--- THE TASK ---
Could you write out every entry exactly as it stands?

--- Data records ---

________

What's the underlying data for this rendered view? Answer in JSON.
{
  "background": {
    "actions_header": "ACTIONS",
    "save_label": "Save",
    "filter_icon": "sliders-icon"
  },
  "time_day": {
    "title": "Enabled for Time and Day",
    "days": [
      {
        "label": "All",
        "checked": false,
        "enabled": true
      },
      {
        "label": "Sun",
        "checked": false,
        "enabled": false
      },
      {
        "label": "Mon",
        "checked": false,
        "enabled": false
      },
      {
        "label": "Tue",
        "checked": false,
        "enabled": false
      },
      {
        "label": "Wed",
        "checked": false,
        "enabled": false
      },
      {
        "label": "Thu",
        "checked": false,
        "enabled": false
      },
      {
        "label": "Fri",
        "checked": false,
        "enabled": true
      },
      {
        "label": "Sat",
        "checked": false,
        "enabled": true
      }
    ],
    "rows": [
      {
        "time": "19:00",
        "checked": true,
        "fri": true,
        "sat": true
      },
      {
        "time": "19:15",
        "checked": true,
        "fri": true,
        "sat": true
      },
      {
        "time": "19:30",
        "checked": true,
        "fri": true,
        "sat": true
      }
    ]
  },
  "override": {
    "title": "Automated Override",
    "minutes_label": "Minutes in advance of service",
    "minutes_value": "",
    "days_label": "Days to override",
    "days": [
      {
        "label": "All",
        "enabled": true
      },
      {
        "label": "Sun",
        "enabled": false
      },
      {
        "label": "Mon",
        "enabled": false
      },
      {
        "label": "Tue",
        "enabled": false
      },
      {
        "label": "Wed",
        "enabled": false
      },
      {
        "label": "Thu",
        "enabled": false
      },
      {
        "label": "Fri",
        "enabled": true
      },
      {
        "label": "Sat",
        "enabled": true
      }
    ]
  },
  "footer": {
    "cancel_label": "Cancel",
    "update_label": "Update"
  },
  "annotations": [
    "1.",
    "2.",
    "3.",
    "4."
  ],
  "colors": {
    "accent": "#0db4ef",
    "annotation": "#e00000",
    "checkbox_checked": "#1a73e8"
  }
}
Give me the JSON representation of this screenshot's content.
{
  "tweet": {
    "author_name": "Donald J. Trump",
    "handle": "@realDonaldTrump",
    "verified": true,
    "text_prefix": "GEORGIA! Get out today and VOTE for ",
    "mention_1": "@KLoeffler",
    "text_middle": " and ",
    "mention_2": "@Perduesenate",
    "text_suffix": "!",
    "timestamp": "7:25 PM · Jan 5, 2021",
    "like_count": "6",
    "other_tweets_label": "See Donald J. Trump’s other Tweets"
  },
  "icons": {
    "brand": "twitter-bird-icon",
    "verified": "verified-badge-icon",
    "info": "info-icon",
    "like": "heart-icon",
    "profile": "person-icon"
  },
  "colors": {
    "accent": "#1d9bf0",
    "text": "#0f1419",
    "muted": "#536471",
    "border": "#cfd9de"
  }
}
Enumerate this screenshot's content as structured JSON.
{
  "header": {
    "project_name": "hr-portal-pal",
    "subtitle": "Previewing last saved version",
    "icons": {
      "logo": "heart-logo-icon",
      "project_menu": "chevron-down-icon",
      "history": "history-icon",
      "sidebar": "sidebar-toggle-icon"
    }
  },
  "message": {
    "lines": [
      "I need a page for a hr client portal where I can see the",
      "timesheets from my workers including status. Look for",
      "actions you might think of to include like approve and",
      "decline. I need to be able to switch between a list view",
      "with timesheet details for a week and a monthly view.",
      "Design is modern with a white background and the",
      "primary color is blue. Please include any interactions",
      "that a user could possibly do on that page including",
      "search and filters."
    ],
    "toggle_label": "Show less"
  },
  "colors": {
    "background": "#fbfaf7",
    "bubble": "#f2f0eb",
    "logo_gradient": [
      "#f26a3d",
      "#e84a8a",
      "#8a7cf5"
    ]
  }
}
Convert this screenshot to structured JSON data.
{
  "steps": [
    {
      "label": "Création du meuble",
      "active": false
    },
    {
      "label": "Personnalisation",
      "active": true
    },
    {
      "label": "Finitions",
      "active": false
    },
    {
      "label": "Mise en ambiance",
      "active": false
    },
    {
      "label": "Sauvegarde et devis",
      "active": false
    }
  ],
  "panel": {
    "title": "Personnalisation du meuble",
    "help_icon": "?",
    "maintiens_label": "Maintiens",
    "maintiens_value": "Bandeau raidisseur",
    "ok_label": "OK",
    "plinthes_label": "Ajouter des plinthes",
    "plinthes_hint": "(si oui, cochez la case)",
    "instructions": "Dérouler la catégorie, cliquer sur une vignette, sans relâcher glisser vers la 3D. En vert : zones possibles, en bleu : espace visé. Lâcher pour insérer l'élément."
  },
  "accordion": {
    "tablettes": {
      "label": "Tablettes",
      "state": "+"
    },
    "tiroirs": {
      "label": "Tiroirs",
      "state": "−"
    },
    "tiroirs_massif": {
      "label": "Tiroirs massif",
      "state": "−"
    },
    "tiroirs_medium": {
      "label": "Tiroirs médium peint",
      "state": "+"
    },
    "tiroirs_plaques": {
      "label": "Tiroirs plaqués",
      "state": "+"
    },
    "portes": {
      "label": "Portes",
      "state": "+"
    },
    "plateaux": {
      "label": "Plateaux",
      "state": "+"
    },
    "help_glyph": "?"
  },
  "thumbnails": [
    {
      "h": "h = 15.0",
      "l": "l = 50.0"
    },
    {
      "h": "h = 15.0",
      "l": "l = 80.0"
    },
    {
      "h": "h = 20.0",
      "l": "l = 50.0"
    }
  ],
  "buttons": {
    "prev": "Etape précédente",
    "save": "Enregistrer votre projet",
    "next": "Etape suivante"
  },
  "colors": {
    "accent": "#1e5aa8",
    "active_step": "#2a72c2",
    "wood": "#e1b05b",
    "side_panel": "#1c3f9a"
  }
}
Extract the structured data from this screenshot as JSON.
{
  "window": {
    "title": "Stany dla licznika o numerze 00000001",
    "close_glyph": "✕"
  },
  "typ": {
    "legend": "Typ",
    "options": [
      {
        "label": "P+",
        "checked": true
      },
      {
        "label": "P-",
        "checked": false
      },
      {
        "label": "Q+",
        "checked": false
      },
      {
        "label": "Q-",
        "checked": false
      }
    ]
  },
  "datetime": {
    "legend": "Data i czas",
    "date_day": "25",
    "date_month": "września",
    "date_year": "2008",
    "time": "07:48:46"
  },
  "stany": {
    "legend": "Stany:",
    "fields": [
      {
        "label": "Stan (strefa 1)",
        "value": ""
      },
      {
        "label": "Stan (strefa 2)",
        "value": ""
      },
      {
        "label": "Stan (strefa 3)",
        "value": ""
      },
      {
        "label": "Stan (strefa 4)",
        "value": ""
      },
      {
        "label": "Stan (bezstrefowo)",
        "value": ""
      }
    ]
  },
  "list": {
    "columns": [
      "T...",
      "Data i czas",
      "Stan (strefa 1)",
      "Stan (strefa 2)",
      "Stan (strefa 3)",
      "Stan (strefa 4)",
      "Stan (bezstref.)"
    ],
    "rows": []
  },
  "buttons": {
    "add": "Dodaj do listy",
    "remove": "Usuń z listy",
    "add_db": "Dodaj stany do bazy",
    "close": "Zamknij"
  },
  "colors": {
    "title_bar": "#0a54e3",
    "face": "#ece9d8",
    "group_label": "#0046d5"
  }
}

________

--- CORRECT RESPONSE ---
What's the underlying data for this rendered view? Answer in JSON.
{
  "background": {
    "actions_header": "ACTIONS",
    "save_label": "Save",
    "filter_icon": "sliders-icon"
  },
  "time_day": {
    "title": "Enabled for Time and Day",
    "days": [
      {
        "label": "All",
        "checked": false,
        "enabled": true
      },
      {
        "label": "Sun",
        "checked": false,
        "enabled": false
      },
      {
        "label": "Mon",
        "checked": false,
        "enabled": false
      },
      {
        "label": "Tue",
        "checked": false,
        "enabled": false
      },
      {
        "label": "Wed",
        "checked": false,
        "enabled": false
      },
      {
        "label": "Thu",
        "checked": false,
        "enabled": false
      },
      {
        "label": "Fri",
        "checked": false,
        "enabled": true
      },
      {
        "label": "Sat",
        "checked": false,
        "enabled": true
      }
    ],
    "rows": [
      {
        "time": "19:00",
        "checked": true,
        "fri": true,
        "sat": true
      },
      {
        "time": "19:15",
        "checked": true,
        "fri": true,
        "sat": true
      },
      {
        "time": "19:30",
        "checked": true,
        "fri": true,
        "sat": true
      }
    ]
  },
  "override": {
    "title": "Automated Override",
    "minutes_label": "Minutes in advance of service",
    "minutes_value": "",
    "days_label": "Days to override",
    "days": [
      {
        "label": "All",
        "enabled": true
      },
      {
        "label": "Sun",
        "enabled": false
      },
      {
        "label": "Mon",
        "enabled": false
      },
      {
        "label": "Tue",
        "enabled": false
      },
      {
        "label": "Wed",
        "enabled": false
      },
      {
        "label": "Thu",
        "enabled": false
      },
      {
        "label": "Fri",
        "enabled": true
      },
      {
        "label": "Sat",
        "enabled": true
      }
    ]
  },
  "footer": {
    "cancel_label": "Cancel",
    "update_label": "Update"
  },
  "annotations": [
    "1.",
    "2.",
    "3.",
    "4."
  ],
  "colors": {
    "accent": "#0db4ef",
    "annotation": "#e00000",
    "checkbox_checked": "#1a73e8"
  }
}
Give me the JSON representation of this screenshot's content.
{
  "tweet": {
    "author_name": "Donald J. Trump",
    "handle": "@realDonaldTrump",
    "verified": true,
    "text_prefix": "GEORGIA! Get out today and VOTE for ",
    "mention_1": "@KLoeffler",
    "text_middle": " and ",
    "mention_2": "@Perduesenate",
    "text_suffix": "!",
    "timestamp": "7:25 PM · Jan 5, 2021",
    "like_count": "6",
    "other_tweets_label": "See Donald J. Trump’s other Tweets"
  },
  "icons": {
    "brand": "twitter-bird-icon",
    "verified": "verified-badge-icon",
    "info": "info-icon",
    "like": "heart-icon",
    "profile": "person-icon"
  },
  "colors": {
    "accent": "#1d9bf0",
    "text": "#0f1419",
    "muted": "#536471",
    "border": "#cfd9de"
  }
}
Enumerate this screenshot's content as structured JSON.
{
  "header": {
    "project_name": "hr-portal-pal",
    "subtitle": "Previewing last saved version",
    "icons": {
      "logo": "heart-logo-icon",
      "project_menu": "chevron-down-icon",
      "history": "history-icon",
      "sidebar": "sidebar-toggle-icon"
    }
  },
  "message": {
    "lines": [
      "I need a page for a hr client portal where I can see the",
      "timesheets from my workers including status. Look for",
      "actions you might think of to include like approve and",
      "decline. I need to be able to switch between a list view",
      "with timesheet details for a week and a monthly view.",
      "Design is modern with a white background and the",
      "primary color is blue. Please include any interactions",
      "that a user could possibly do on that page including",
      "search and filters."
    ],
    "toggle_label": "Show less"
  },
  "colors": {
    "background": "#fbfaf7",
    "bubble": "#f2f0eb",
    "logo_gradient": [
      "#f26a3d",
      "#e84a8a",
      "#8a7cf5"
    ]
  }
}
Convert this screenshot to structured JSON data.
{
  "steps": [
    {
      "label": "Création du meuble",
      "active": false
    },
    {
      "label": "Personnalisation",
      "active": true
    },
    {
      "label": "Finitions",
      "active": false
    },
    {
      "label": "Mise en ambiance",
      "active": false
    },
    {
      "label": "Sauvegarde et devis",
      "active": false
    }
  ],
  "panel": {
    "title": "Personnalisation du meuble",
    "help_icon": "?",
    "maintiens_label": "Maintiens",
    "maintiens_value": "Bandeau raidisseur",
    "ok_label": "OK",
    "plinthes_label": "Ajouter des plinthes",
    "plinthes_hint": "(si oui, cochez la case)",
    "instructions": "Dérouler la catégorie, cliquer sur une vignette, sans relâcher glisser vers la 3D. En vert : zones possibles, en bleu : espace visé. Lâcher pour insérer l'élément."
  },
  "accordion": {
    "tablettes": {
      "label": "Tablettes",
      "state": "+"
    },
    "tiroirs": {
      "label": "Tiroirs",
      "state": "−"
    },
    "tiroirs_massif": {
      "label": "Tiroirs massif",
      "state": "−"
    },
    "tiroirs_medium": {
      "label": "Tiroirs médium peint",
      "state": "+"
    },
    "tiroirs_plaques": {
      "label": "Tiroirs plaqués",
      "state": "+"
    },
    "portes": {
      "label": "Portes",
      "state": "+"
    },
    "plateaux": {
      "label": "Plateaux",
      "state": "+"
    },
    "help_glyph": "?"
  },
  "thumbnails": [
    {
      "h": "h = 15.0",
      "l": "l = 50.0"
    },
    {
      "h": "h = 15.0",
      "l": "l = 80.0"
    },
    {
      "h": "h = 20.0",
      "l": "l = 50.0"
    }
  ],
  "buttons": {
    "prev": "Etape précédente",
    "save": "Enregistrer votre projet",
    "next": "Etape suivante"
  },
  "colors": {
    "accent": "#1e5aa8",
    "active_step": "#2a72c2",
    "wood": "#e1b05b",
    "side_panel": "#1c3f9a"
  }
}
Extract the structured data from this screenshot as JSON.
{
  "window": {
    "title": "Stany dla licznika o numerze 00000001",
    "close_glyph": "✕"
  },
  "typ": {
    "legend": "Typ",
    "options": [
      {
        "label": "P+",
        "checked": true
      },
      {
        "label": "P-",
        "checked": false
      },
      {
        "label": "Q+",
        "checked": false
      },
      {
        "label": "Q-",
        "checked": false
      }
    ]
  },
  "datetime": {
    "legend": "Data i czas",
    "date_day": "25",
    "date_month": "września",
    "date_year": "2008",
    "time": "07:48:46"
  },
  "stany": {
    "legend": "Stany:",
    "fields": [
      {
        "label": "Stan (strefa 1)",
        "value": ""
      },
      {
        "label": "Stan (strefa 2)",
        "value": ""
      },
      {
        "label": "Stan (strefa 3)",
        "value": ""
      },
      {
        "label": "Stan (strefa 4)",
        "value": ""
      },
      {
        "label": "Stan (bezstrefowo)",
        "value": ""
      }
    ]
  },
  "list": {
    "columns": [
      "T...",
      "Data i czas",
      "Stan (strefa 1)",
      "Stan (strefa 2)",
      "Stan (strefa 3)",
      "Stan (strefa 4)",
      "Stan (bezstref.)"
    ],
    "rows": []
  },
  "buttons": {
    "add": "Dodaj do listy",
    "remove": "Usuń z listy",
    "add_db": "Dodaj stany do bazy",
    "close": "Zamknij"
  },
  "colors": {
    "title_bar": "#0a54e3",
    "face": "#ece9d8",
    "group_label": "#0046d5"
  }
}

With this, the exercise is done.